Instructions for the task:
Would you retype all of these records exactly?

══ Data excerpts

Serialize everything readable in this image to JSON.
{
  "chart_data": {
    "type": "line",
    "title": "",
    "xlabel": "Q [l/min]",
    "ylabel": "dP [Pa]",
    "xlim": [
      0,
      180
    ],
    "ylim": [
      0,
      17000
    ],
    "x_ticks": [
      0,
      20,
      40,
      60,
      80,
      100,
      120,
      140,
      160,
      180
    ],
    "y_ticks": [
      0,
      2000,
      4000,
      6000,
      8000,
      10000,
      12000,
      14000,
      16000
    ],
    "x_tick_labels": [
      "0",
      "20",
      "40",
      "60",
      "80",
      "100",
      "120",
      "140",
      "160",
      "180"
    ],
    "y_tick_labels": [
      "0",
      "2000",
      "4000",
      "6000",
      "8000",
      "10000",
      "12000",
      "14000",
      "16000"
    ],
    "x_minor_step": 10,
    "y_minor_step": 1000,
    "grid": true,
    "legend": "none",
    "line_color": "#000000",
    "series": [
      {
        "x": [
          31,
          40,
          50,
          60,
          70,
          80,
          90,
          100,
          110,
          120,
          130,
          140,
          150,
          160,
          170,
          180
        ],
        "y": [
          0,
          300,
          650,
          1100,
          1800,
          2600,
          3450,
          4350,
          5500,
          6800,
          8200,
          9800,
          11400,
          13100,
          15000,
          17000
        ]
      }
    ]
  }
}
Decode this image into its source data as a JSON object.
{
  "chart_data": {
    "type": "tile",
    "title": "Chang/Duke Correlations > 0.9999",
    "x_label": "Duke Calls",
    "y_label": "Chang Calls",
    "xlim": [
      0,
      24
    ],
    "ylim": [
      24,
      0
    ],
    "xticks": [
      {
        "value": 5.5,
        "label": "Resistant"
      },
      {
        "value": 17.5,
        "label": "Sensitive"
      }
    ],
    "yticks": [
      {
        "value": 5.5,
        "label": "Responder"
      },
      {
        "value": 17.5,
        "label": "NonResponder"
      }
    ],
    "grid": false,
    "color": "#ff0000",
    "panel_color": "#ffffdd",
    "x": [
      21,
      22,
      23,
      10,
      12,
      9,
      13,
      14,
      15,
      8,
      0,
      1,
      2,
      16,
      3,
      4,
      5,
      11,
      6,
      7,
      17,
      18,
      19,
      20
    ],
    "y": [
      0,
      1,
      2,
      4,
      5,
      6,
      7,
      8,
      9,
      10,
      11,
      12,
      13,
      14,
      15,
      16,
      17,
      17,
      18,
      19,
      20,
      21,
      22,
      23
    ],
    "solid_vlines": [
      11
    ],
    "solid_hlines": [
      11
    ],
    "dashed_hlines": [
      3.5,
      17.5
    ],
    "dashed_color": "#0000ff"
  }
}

════

Exercise response:
Serialize everything readable in this image to JSON.
{
  "chart_data": {
    "type": "line",
    "title": "",
    "xlabel": "Q [l/min]",
    "ylabel": "dP [Pa]",
    "xlim": [
      0,
      180
    ],
    "ylim": [
      0,
      17000
    ],
    "x_ticks": [
      0,
      20,
      40,
      60,
      80,
      100,
      120,
      140,
      160,
      180
    ],
    "y_ticks": [
      0,
      2000,
      4000,
      6000,
      8000,
      10000,
      12000,
      14000,
      16000
    ],
    "x_tick_labels": [
      "0",
      "20",
      "40",
      "60",
      "80",
      "100",
      "120",
      "140",
      "160",
      "180"
    ],
    "y_tick_labels": [
      "0",
      "2000",
      "4000",
      "6000",
      "8000",
      "10000",
      "12000",
      "14000",
      "16000"
    ],
    "x_minor_step": 10,
    "y_minor_step": 1000,
    "grid": true,
    "legend": "none",
    "line_color": "#000000",
    "series": [
      {
        "x": [
          31,
          40,
          50,
          60,
          70,
          80,
          90,
          100,
          110,
          120,
          130,
          140,
          150,
          160,
          170,
          180
        ],
        "y": [
          0,
          300,
          650,
          1100,
          1800,
          2600,
          3450,
          4350,
          5500,
          6800,
          8200,
          9800,
          11400,
          13100,
          15000,
          17000
        ]
      }
    ]
  }
}
Decode this image into its source data as a JSON object.
{
  "chart_data": {
    "type": "tile",
    "title": "Chang/Duke Correlations > 0.9999",
    "x_label": "Duke Calls",
    "y_label": "Chang Calls",
    "xlim": [
      0,
      24
    ],
    "ylim": [
      24,
      0
    ],
    "xticks": [
      {
        "value": 5.5,
        "label": "Resistant"
      },
      {
        "value": 17.5,
        "label": "Sensitive"
      }
    ],
    "yticks": [
      {
        "value": 5.5,
        "label": "Responder"
      },
      {
        "value": 17.5,
        "label": "NonResponder"
      }
    ],
    "grid": false,
    "color": "#ff0000",
    "panel_color": "#ffffdd",
    "x": [
      21,
      22,
      23,
      10,
      12,
      9,
      13,
      14,
      15,
      8,
      0,
      1,
      2,
      16,
      3,
      4,
      5,
      11,
      6,
      7,
      17,
      18,
      19,
      20
    ],
    "y": [
      0,
      1,
      2,
      4,
      5,
      6,
      7,
      8,
      9,
      10,
      11,
      12,
      13,
      14,
      15,
      16,
      17,
      17,
      18,
      19,
      20,
      21,
      22,
      23
    ],
    "solid_vlines": [
      11
    ],
    "solid_hlines": [
      11
    ],
    "dashed_hlines": [
      3.5,
      17.5
    ],
    "dashed_color": "#0000ff"
  }
}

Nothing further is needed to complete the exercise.